● **DO THIS**
Copy the listing below word for word, everything from its first line down to the line containing "Bar (210, 282, 355, 323)". Include both of those lines.

● **INPUT DATA**
"""

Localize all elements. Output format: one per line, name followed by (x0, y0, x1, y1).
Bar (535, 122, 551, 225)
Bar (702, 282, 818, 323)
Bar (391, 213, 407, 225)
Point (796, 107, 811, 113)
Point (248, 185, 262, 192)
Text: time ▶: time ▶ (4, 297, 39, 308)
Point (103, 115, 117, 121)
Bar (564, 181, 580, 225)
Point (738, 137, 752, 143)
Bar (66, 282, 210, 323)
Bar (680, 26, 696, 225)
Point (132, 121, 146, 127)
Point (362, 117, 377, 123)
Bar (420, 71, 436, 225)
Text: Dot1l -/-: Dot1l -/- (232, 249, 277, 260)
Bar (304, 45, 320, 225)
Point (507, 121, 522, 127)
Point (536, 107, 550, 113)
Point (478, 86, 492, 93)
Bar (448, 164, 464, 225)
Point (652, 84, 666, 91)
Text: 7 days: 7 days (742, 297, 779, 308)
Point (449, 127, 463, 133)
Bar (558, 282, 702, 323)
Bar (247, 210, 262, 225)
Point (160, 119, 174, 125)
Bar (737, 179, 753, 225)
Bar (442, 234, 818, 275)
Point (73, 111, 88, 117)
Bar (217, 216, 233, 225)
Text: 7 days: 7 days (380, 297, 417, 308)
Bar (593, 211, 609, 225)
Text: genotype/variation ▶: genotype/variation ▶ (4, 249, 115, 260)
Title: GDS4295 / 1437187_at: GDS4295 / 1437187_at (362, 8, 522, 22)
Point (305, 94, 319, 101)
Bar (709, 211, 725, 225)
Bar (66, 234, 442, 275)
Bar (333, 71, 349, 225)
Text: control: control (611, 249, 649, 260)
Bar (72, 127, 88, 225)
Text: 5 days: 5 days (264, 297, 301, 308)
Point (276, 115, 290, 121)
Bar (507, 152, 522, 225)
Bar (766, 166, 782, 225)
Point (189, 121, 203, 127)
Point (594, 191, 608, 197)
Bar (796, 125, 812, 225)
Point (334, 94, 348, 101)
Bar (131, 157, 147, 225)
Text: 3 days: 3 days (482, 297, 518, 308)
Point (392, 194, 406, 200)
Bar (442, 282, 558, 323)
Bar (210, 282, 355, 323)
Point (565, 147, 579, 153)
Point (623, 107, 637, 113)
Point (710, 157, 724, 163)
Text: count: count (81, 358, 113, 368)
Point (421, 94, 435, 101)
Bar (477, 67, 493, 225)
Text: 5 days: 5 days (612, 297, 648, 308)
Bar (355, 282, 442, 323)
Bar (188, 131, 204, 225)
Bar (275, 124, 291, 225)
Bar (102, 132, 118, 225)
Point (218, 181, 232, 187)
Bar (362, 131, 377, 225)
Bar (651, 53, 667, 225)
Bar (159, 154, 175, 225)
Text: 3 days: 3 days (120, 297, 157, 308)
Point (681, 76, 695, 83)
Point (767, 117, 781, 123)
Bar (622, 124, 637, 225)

"""

● **COMPLETE OUTPUT**
Localize all elements. Output format: one per line, name followed by (x0, y0, x1, y1).
Bar (535, 122, 551, 225)
Bar (702, 282, 818, 323)
Bar (391, 213, 407, 225)
Point (796, 107, 811, 113)
Point (248, 185, 262, 192)
Text: time ▶: time ▶ (4, 297, 39, 308)
Point (103, 115, 117, 121)
Bar (564, 181, 580, 225)
Point (738, 137, 752, 143)
Bar (66, 282, 210, 323)
Bar (680, 26, 696, 225)
Point (132, 121, 146, 127)
Point (362, 117, 377, 123)
Bar (420, 71, 436, 225)
Text: Dot1l -/-: Dot1l -/- (232, 249, 277, 260)
Bar (304, 45, 320, 225)
Point (507, 121, 522, 127)
Point (536, 107, 550, 113)
Point (478, 86, 492, 93)
Bar (448, 164, 464, 225)
Point (652, 84, 666, 91)
Text: 7 days: 7 days (742, 297, 779, 308)
Point (449, 127, 463, 133)
Bar (558, 282, 702, 323)
Bar (247, 210, 262, 225)
Point (160, 119, 174, 125)
Bar (737, 179, 753, 225)
Bar (442, 234, 818, 275)
Point (73, 111, 88, 117)
Bar (217, 216, 233, 225)
Text: 7 days: 7 days (380, 297, 417, 308)
Bar (593, 211, 609, 225)
Text: genotype/variation ▶: genotype/variation ▶ (4, 249, 115, 260)
Title: GDS4295 / 1437187_at: GDS4295 / 1437187_at (362, 8, 522, 22)
Point (305, 94, 319, 101)
Bar (709, 211, 725, 225)
Bar (66, 234, 442, 275)
Bar (333, 71, 349, 225)
Text: control: control (611, 249, 649, 260)
Bar (72, 127, 88, 225)
Text: 5 days: 5 days (264, 297, 301, 308)
Point (276, 115, 290, 121)
Bar (507, 152, 522, 225)
Bar (766, 166, 782, 225)
Point (189, 121, 203, 127)
Point (594, 191, 608, 197)
Bar (796, 125, 812, 225)
Point (334, 94, 348, 101)
Bar (131, 157, 147, 225)
Text: 3 days: 3 days (482, 297, 518, 308)
Point (392, 194, 406, 200)
Bar (442, 282, 558, 323)
Bar (210, 282, 355, 323)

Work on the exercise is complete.